• _REQUIREMENTS_: From the records below, give the number of lines that contain the string "image", without any other text.

• _SOURCE RECORDS_:

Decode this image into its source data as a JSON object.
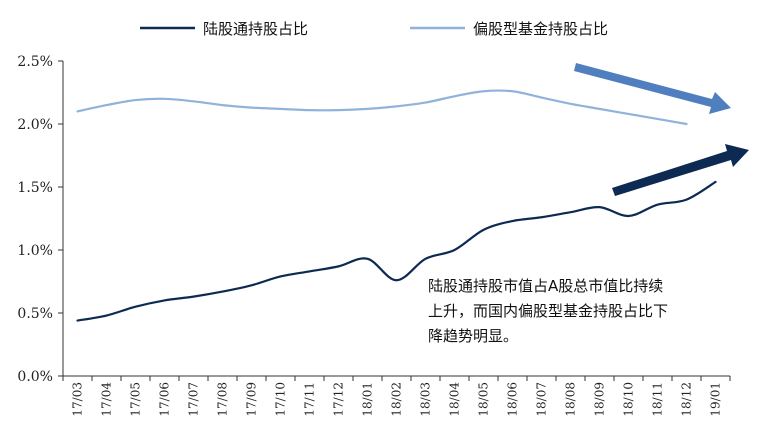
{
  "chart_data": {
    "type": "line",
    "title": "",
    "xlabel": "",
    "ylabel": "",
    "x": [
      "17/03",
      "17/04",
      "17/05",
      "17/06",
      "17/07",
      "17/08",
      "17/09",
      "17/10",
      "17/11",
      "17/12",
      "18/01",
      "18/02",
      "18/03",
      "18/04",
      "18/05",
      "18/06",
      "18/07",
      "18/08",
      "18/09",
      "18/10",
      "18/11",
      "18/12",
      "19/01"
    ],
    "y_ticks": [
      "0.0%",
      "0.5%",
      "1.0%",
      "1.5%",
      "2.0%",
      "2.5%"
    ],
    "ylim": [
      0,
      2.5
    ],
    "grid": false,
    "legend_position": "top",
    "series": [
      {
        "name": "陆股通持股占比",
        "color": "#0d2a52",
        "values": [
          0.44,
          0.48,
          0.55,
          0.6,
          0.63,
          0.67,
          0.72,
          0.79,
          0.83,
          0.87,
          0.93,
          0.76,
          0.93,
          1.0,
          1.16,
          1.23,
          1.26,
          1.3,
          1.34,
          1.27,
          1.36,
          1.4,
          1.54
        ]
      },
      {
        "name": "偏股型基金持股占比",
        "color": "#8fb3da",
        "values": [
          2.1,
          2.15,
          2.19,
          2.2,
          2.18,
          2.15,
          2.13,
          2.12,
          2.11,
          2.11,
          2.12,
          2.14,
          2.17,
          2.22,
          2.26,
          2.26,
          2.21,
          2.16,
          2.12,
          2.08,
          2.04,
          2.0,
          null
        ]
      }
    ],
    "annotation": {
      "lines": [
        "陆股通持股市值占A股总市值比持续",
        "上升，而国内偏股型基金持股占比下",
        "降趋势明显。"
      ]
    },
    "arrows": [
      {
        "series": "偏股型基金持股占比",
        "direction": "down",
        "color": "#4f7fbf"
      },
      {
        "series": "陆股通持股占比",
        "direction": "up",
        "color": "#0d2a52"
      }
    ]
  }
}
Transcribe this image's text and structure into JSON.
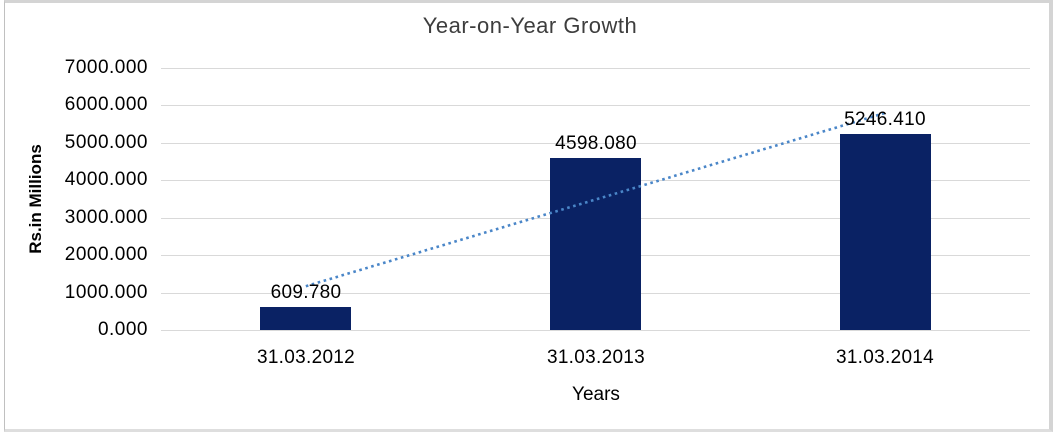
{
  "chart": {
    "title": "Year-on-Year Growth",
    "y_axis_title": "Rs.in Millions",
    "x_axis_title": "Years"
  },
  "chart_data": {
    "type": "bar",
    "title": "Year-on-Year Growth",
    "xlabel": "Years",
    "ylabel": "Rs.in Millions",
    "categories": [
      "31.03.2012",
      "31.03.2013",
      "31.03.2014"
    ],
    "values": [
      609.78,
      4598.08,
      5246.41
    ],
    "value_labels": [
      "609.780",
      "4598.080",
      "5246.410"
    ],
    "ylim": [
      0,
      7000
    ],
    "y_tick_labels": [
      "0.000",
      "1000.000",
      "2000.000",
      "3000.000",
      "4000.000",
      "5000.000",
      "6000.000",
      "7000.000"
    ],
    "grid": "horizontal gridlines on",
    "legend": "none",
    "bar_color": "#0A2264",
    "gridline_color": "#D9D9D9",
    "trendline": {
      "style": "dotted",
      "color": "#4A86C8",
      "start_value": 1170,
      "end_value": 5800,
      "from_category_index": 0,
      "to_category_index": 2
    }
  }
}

• _ANSWER TO THIS TASK_: 2